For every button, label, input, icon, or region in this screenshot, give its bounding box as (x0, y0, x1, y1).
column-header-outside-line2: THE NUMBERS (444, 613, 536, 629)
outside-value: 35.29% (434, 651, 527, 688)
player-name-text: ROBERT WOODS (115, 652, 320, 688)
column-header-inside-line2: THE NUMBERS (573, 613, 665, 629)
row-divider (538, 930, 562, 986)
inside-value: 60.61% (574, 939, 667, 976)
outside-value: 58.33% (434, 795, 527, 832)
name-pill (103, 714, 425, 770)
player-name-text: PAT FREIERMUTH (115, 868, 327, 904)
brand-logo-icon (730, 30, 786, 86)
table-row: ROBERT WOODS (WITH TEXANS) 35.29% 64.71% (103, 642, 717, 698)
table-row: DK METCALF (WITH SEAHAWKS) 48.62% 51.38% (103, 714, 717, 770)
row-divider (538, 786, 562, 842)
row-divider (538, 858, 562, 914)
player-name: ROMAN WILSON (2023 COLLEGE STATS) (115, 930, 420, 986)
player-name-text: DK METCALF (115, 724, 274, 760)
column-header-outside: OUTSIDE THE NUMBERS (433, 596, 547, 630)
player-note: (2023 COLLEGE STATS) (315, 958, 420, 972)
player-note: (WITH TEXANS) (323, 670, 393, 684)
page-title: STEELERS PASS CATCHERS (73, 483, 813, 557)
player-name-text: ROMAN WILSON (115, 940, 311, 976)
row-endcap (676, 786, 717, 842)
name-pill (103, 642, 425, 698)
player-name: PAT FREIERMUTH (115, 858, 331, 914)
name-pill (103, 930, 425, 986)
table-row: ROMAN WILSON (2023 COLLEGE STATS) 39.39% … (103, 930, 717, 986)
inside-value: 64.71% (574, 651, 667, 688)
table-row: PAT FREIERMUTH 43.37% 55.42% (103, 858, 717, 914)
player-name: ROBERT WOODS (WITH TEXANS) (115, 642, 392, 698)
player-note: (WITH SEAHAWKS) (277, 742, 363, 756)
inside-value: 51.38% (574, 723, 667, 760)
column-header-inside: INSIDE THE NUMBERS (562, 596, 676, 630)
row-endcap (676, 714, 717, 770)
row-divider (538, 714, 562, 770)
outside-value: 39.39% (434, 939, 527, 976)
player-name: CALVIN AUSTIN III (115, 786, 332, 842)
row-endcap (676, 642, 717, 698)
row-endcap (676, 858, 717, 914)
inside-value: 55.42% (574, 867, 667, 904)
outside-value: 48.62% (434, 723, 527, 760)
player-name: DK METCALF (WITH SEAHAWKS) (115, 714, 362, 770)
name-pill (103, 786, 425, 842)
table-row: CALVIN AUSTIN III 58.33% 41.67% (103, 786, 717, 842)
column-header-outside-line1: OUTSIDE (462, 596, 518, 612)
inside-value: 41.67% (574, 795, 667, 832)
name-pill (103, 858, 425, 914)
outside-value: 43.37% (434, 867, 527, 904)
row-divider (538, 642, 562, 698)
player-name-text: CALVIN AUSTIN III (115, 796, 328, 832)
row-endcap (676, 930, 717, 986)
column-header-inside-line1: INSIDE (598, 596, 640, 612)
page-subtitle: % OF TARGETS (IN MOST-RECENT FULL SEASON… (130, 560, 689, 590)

● ● ●

§ DIRECTION: Rewrite the stretch from the start of the records through the line containing "outside-value: 43.37% (434, 867, 527, 904)" as a Markdown table with the columns Row and Text, one numbered row per line and blank lines left out.

§ EXERCISE OUTPUT:
| Row | Text |
|---|---|
| 1 | For every button, label, input, icon, or region in this screenshot, give its bounding box as (x0, y0, x1, y1). |
| 2 | column-header-outside-line2: THE NUMBERS (444, 613, 536, 629) |
| 3 | outside-value: 35.29% (434, 651, 527, 688) |
| 4 | player-name-text: ROBERT WOODS (115, 652, 320, 688) |
| 5 | column-header-inside-line2: THE NUMBERS (573, 613, 665, 629) |
| 6 | row-divider (538, 930, 562, 986) |
| 7 | inside-value: 60.61% (574, 939, 667, 976) |
| 8 | outside-value: 58.33% (434, 795, 527, 832) |
| 9 | name-pill (103, 714, 425, 770) |
| 10 | player-name-text: PAT FREIERMUTH (115, 868, 327, 904) |
| 11 | brand-logo-icon (730, 30, 786, 86) |
| 12 | table-row: ROBERT WOODS (WITH TEXANS) 35.29% 64.71% (103, 642, 717, 698) |
| 13 | table-row: DK METCALF (WITH SEAHAWKS) 48.62% 51.38% (103, 714, 717, 770) |
| 14 | row-divider (538, 786, 562, 842) |
| 15 | row-divider (538, 858, 562, 914) |
| 16 | player-name: ROMAN WILSON (2023 COLLEGE STATS) (115, 930, 420, 986) |
| 17 | player-name-text: DK METCALF (115, 724, 274, 760) |
| 18 | column-header-outside: OUTSIDE THE NUMBERS (433, 596, 547, 630) |
| 19 | player-note: (2023 COLLEGE STATS) (315, 958, 420, 972) |
| 20 | player-note: (WITH TEXANS) (323, 670, 393, 684) |
| 21 | page-title: STEELERS PASS CATCHERS (73, 483, 813, 557) |
| 22 | player-name-text: ROMAN WILSON (115, 940, 311, 976) |
| 23 | row-endcap (676, 786, 717, 842) |
| 24 | name-pill (103, 642, 425, 698) |
| 25 | player-name: PAT FREIERMUTH (115, 858, 331, 914) |
| 26 | name-pill (103, 930, 425, 986) |
| 27 | table-row: ROMAN WILSON (2023 COLLEGE STATS) 39.39% … (103, 930, 717, 986) |
| 28 | inside-value: 64.71% (574, 651, 667, 688) |
| 29 | table-row: PAT FREIERMUTH 43.37% 55.42% (103, 858, 717, 914) |
| 30 | player-name: ROBERT WOODS (WITH TEXANS) (115, 642, 392, 698) |
| 31 | player-note: (WITH SEAHAWKS) (277, 742, 363, 756) |
| 32 | inside-value: 51.38% (574, 723, 667, 760) |
| 33 | column-header-inside: INSIDE THE NUMBERS (562, 596, 676, 630) |
| 34 | row-endcap (676, 714, 717, 770) |
| 35 | row-divider (538, 714, 562, 770) |
| 36 | outside-value: 39.39% (434, 939, 527, 976) |
| 37 | player-name: CALVIN AUSTIN III (115, 786, 332, 842) |
| 38 | row-endcap (676, 642, 717, 698) |
| 39 | row-endcap (676, 858, 717, 914) |
| 40 | inside-value: 55.42% (574, 867, 667, 904) |
| 41 | outside-value: 48.62% (434, 723, 527, 760) |
| 42 | player-name: DK METCALF (WITH SEAHAWKS) (115, 714, 362, 770) |
| 43 | name-pill (103, 786, 425, 842) |
| 44 | table-row: CALVIN AUSTIN III 58.33% 41.67% (103, 786, 717, 842) |
| 45 | column-header-outside-line1: OUTSIDE (462, 596, 518, 612) |
| 46 | inside-value: 41.67% (574, 795, 667, 832) |
| 47 | name-pill (103, 858, 425, 914) |
| 48 | outside-value: 43.37% (434, 867, 527, 904) |